───── Exercise data

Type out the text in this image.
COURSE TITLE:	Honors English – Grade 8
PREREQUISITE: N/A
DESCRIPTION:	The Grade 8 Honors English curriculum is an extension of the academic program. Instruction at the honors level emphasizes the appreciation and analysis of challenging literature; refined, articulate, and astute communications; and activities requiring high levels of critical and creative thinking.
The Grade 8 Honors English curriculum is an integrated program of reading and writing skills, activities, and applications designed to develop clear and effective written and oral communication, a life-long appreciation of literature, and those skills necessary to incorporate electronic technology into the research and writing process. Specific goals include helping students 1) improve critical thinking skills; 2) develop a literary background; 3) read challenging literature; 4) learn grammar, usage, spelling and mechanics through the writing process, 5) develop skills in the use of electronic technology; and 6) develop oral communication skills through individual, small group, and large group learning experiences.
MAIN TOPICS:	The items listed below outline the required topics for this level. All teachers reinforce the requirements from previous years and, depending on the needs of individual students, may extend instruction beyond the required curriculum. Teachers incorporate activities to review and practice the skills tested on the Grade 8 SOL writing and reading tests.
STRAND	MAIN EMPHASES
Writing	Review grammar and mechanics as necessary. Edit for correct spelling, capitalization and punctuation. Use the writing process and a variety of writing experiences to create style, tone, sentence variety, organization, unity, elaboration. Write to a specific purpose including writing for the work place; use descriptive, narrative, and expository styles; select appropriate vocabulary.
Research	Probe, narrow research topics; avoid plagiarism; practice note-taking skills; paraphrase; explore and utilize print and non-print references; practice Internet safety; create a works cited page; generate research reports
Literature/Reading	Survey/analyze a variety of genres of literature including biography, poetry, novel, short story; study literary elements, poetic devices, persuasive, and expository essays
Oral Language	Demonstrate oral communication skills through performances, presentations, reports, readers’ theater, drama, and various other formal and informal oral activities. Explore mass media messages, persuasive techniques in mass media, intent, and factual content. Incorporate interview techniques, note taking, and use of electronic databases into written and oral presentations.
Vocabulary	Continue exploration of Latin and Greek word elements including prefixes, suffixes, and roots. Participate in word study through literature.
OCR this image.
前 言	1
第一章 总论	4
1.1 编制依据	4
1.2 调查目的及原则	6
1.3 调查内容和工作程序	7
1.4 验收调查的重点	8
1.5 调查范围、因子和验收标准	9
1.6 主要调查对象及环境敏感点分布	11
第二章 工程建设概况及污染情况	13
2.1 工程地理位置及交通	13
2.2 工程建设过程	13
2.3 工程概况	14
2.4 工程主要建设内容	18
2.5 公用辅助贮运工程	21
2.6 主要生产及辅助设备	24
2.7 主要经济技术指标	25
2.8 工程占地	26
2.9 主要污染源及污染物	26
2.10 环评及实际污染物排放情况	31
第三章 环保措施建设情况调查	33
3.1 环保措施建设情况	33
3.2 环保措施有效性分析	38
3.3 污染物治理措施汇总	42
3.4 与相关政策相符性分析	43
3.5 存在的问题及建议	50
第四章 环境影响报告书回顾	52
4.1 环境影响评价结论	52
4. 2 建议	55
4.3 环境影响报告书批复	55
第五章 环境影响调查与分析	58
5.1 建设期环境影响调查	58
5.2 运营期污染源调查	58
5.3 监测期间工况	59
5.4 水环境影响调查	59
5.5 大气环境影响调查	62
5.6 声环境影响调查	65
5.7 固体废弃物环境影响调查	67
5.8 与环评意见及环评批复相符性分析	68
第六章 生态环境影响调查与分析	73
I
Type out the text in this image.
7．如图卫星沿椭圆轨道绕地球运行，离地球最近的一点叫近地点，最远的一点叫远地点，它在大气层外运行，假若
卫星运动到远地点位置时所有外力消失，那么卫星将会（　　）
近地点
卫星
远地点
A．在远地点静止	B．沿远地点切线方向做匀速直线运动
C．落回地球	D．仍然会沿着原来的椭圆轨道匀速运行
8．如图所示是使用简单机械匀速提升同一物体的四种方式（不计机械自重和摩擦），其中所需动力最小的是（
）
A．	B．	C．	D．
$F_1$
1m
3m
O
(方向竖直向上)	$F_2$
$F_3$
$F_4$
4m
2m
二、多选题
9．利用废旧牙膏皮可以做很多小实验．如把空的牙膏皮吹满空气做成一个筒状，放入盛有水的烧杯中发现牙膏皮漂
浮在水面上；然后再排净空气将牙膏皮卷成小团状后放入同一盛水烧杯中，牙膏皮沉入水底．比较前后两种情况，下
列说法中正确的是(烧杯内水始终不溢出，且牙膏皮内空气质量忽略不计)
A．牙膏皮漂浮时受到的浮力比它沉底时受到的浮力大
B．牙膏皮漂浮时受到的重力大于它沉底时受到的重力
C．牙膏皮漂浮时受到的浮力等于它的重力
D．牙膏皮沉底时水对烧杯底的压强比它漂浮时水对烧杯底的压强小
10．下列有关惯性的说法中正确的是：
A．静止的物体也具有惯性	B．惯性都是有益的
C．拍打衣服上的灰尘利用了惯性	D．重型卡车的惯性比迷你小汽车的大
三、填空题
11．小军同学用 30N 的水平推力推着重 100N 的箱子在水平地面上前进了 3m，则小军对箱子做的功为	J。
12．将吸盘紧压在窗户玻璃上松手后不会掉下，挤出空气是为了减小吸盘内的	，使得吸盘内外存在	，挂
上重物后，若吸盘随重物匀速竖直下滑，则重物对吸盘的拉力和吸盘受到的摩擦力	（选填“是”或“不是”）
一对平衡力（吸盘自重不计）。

──────────

Take the listing above and write it out again exactly.

**Answer**
Type out the text in this image.
COURSE TITLE:	Honors English – Grade 8
PREREQUISITE: N/A
DESCRIPTION:	The Grade 8 Honors English curriculum is an extension of the academic program. Instruction at the honors level emphasizes the appreciation and analysis of challenging literature; refined, articulate, and astute communications; and activities requiring high levels of critical and creative thinking.
The Grade 8 Honors English curriculum is an integrated program of reading and writing skills, activities, and applications designed to develop clear and effective written and oral communication, a life-long appreciation of literature, and those skills necessary to incorporate electronic technology into the research and writing process. Specific goals include helping students 1) improve critical thinking skills; 2) develop a literary background; 3) read challenging literature; 4) learn grammar, usage, spelling and mechanics through the writing process, 5) develop skills in the use of electronic technology; and 6) develop oral communication skills through individual, small group, and large group learning experiences.
MAIN TOPICS:	The items listed below outline the required topics for this level. All teachers reinforce the requirements from previous years and, depending on the needs of individual students, may extend instruction beyond the required curriculum. Teachers incorporate activities to review and practice the skills tested on the Grade 8 SOL writing and reading tests.
STRAND	MAIN EMPHASES
Writing	Review grammar and mechanics as necessary. Edit for correct spelling, capitalization and punctuation. Use the writing process and a variety of writing experiences to create style, tone, sentence variety, organization, unity, elaboration. Write to a specific purpose including writing for the work place; use descriptive, narrative, and expository styles; select appropriate vocabulary.
Research	Probe, narrow research topics; avoid plagiarism; practice note-taking skills; paraphrase; explore and utilize print and non-print references; practice Internet safety; create a works cited page; generate research reports
Literature/Reading	Survey/analyze a variety of genres of literature including biography, poetry, novel, short story; study literary elements, poetic devices, persuasive, and expository essays
Oral Language	Demonstrate oral communication skills through performances, presentations, reports, readers’ theater, drama, and various other formal and informal oral activities. Explore mass media messages, persuasive techniques in mass media, intent, and factual content. Incorporate interview techniques, note taking, and use of electronic databases into written and oral presentations.
Vocabulary	Continue exploration of Latin and Greek word elements including prefixes, suffixes, and roots. Participate in word study through literature.
OCR this image.
前 言	1
第一章 总论	4
1.1 编制依据	4
1.2 调查目的及原则	6
1.3 调查内容和工作程序	7
1.4 验收调查的重点	8
1.5 调查范围、因子和验收标准	9
1.6 主要调查对象及环境敏感点分布	11
第二章 工程建设概况及污染情况	13
2.1 工程地理位置及交通	13
2.2 工程建设过程	13
2.3 工程概况	14
2.4 工程主要建设内容	18
2.5 公用辅助贮运工程	21
2.6 主要生产及辅助设备	24
2.7 主要经济技术指标	25
2.8 工程占地	26
2.9 主要污染源及污染物	26
2.10 环评及实际污染物排放情况	31
第三章 环保措施建设情况调查	33
3.1 环保措施建设情况	33
3.2 环保措施有效性分析	38
3.3 污染物治理措施汇总	42
3.4 与相关政策相符性分析	43
3.5 存在的问题及建议	50
第四章 环境影响报告书回顾	52
4.1 环境影响评价结论	52
4. 2 建议	55
4.3 环境影响报告书批复	55
第五章 环境影响调查与分析	58
5.1 建设期环境影响调查	58
5.2 运营期污染源调查	58
5.3 监测期间工况	59
5.4 水环境影响调查	59
5.5 大气环境影响调查	62
5.6 声环境影响调查	65
5.7 固体废弃物环境影响调查	67
5.8 与环评意见及环评批复相符性分析	68
第六章 生态环境影响调查与分析	73
I
Type out the text in this image.
7．如图卫星沿椭圆轨道绕地球运行，离地球最近的一点叫近地点，最远的一点叫远地点，它在大气层外运行，假若
卫星运动到远地点位置时所有外力消失，那么卫星将会（　　）
近地点
卫星
远地点
A．在远地点静止	B．沿远地点切线方向做匀速直线运动
C．落回地球	D．仍然会沿着原来的椭圆轨道匀速运行
8．如图所示是使用简单机械匀速提升同一物体的四种方式（不计机械自重和摩擦），其中所需动力最小的是（
）
A．	B．	C．	D．
$F_1$
1m
3m
O
(方向竖直向上)	$F_2$
$F_3$
$F_4$
4m
2m
二、多选题
9．利用废旧牙膏皮可以做很多小实验．如把空的牙膏皮吹满空气做成一个筒状，放入盛有水的烧杯中发现牙膏皮漂
浮在水面上；然后再排净空气将牙膏皮卷成小团状后放入同一盛水烧杯中，牙膏皮沉入水底．比较前后两种情况，下
列说法中正确的是(烧杯内水始终不溢出，且牙膏皮内空气质量忽略不计)
A．牙膏皮漂浮时受到的浮力比它沉底时受到的浮力大
B．牙膏皮漂浮时受到的重力大于它沉底时受到的重力
C．牙膏皮漂浮时受到的浮力等于它的重力
D．牙膏皮沉底时水对烧杯底的压强比它漂浮时水对烧杯底的压强小
10．下列有关惯性的说法中正确的是：
A．静止的物体也具有惯性	B．惯性都是有益的
C．拍打衣服上的灰尘利用了惯性	D．重型卡车的惯性比迷你小汽车的大
三、填空题
11．小军同学用 30N 的水平推力推着重 100N 的箱子在水平地面上前进了 3m，则小军对箱子做的功为	J。
12．将吸盘紧压在窗户玻璃上松手后不会掉下，挤出空气是为了减小吸盘内的	，使得吸盘内外存在	，挂
上重物后，若吸盘随重物匀速竖直下滑，则重物对吸盘的拉力和吸盘受到的摩擦力	（选填“是”或“不是”）
一对平衡力（吸盘自重不计）。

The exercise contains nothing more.